[Stored data]
┌──
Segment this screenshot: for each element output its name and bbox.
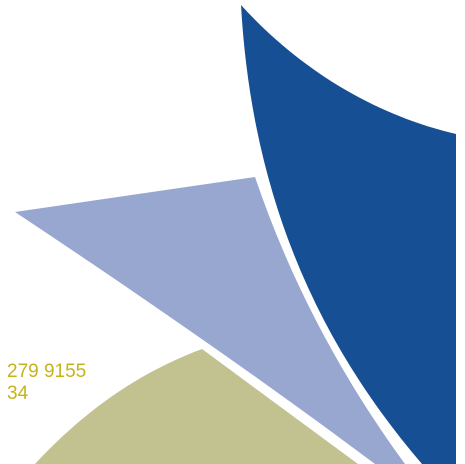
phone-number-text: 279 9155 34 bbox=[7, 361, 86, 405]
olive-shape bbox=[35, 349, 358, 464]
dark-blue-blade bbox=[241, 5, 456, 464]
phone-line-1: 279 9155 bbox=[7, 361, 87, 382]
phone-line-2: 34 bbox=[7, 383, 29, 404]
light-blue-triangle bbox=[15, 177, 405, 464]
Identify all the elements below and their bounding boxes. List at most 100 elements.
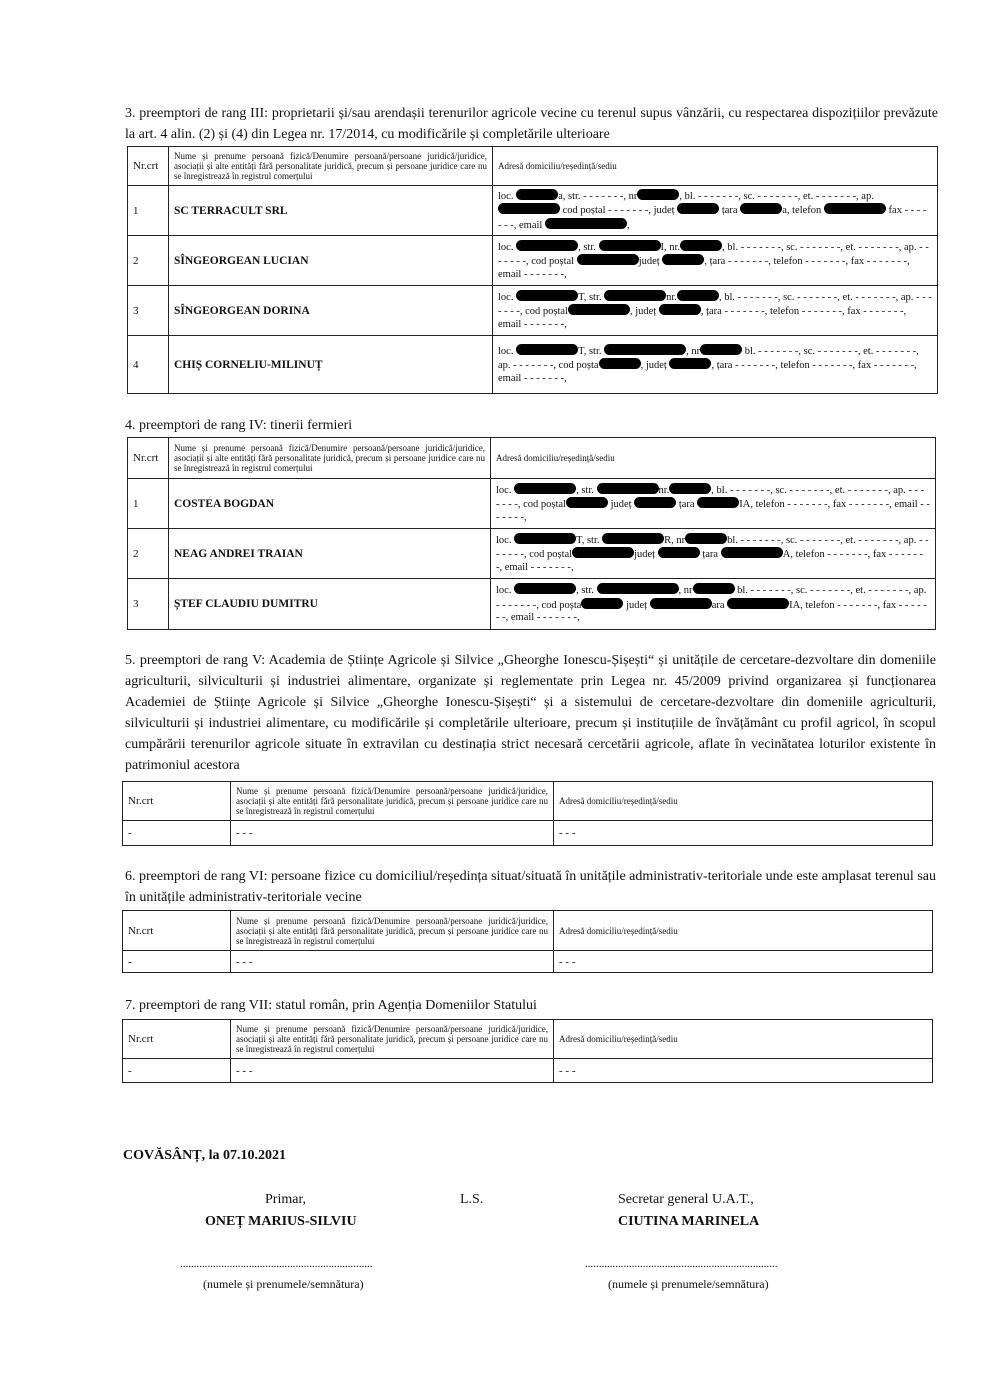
└──
┌──
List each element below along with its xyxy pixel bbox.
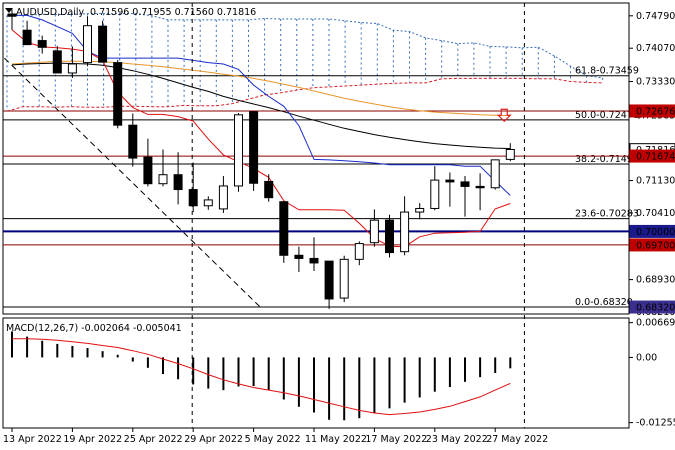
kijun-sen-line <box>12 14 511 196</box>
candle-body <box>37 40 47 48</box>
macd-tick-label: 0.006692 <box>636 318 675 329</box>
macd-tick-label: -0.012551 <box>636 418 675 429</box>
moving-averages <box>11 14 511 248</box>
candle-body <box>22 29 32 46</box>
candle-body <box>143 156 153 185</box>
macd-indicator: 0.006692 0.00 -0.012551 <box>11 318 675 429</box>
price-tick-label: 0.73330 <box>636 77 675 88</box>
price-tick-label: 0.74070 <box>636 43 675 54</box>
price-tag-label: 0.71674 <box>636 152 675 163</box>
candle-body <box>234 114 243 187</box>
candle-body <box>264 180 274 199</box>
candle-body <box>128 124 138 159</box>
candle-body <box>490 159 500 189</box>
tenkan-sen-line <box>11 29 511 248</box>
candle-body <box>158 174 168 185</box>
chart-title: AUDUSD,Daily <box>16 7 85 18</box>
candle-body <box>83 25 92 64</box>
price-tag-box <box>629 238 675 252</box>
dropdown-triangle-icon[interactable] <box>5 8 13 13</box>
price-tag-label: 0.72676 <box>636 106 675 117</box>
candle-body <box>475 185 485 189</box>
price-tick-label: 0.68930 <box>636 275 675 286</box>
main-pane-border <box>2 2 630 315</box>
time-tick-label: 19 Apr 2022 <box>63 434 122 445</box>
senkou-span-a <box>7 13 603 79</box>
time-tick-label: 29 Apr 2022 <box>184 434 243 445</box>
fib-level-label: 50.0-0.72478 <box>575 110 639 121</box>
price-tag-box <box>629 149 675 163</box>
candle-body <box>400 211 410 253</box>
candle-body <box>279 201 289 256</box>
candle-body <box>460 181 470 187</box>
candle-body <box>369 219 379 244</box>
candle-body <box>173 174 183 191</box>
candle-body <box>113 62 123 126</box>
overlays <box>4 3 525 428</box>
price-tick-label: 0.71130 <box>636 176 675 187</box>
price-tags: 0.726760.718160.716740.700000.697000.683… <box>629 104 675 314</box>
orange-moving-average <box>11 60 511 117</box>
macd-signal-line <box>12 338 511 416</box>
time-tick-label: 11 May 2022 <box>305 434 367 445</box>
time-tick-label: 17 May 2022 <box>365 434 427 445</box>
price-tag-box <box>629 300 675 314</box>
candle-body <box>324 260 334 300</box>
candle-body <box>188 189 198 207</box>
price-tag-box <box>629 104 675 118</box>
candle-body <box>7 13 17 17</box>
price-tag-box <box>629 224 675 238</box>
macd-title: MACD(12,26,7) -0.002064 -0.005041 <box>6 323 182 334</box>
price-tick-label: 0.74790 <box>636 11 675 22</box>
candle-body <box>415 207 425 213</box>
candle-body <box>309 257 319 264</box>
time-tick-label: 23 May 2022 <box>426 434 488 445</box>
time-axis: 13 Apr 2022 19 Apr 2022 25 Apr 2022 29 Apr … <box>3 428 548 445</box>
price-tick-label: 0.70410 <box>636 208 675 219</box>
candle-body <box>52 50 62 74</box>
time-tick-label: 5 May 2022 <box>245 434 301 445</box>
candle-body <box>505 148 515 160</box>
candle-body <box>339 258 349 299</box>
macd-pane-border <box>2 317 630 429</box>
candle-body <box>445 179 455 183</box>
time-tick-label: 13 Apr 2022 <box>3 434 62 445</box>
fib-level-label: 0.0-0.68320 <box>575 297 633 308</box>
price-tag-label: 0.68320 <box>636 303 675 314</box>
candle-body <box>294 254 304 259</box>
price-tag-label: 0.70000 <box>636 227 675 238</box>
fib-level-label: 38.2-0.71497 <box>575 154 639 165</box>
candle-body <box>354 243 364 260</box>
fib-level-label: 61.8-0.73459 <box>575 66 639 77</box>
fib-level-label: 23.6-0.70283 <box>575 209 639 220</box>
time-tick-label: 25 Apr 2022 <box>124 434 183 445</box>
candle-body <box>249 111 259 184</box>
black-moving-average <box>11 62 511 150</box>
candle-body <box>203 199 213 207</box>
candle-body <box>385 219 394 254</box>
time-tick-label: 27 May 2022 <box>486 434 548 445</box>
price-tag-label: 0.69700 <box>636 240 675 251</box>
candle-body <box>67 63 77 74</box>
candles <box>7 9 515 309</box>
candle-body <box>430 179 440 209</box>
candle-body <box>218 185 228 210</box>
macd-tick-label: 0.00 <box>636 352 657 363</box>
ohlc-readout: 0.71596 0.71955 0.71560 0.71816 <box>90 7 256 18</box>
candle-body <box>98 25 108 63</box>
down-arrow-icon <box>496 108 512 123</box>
└──
TASK DETAILS: Repeat the lines of the records verbatim, beginning with the line containing "List each element" and continuing through the line containing "candle-body <box>158 174 168 185</box>", both included, and leave out the pictures.

TASK ANSWER:
List each element below along with its xyxy pixel bbox.
kijun-sen-line <box>12 14 511 196</box>
candle-body <box>37 40 47 48</box>
macd-tick-label: 0.006692 <box>636 318 675 329</box>
macd-tick-label: -0.012551 <box>636 418 675 429</box>
moving-averages <box>11 14 511 248</box>
candle-body <box>22 29 32 46</box>
candle-body <box>143 156 153 185</box>
macd-indicator: 0.006692 0.00 -0.012551 <box>11 318 675 429</box>
price-tick-label: 0.73330 <box>636 77 675 88</box>
price-tick-label: 0.74070 <box>636 43 675 54</box>
price-tag-label: 0.71674 <box>636 152 675 163</box>
candle-body <box>234 114 243 187</box>
candle-body <box>264 180 274 199</box>
candle-body <box>128 124 138 159</box>
candle-body <box>490 159 500 189</box>
tenkan-sen-line <box>11 29 511 248</box>
candle-body <box>158 174 168 185</box>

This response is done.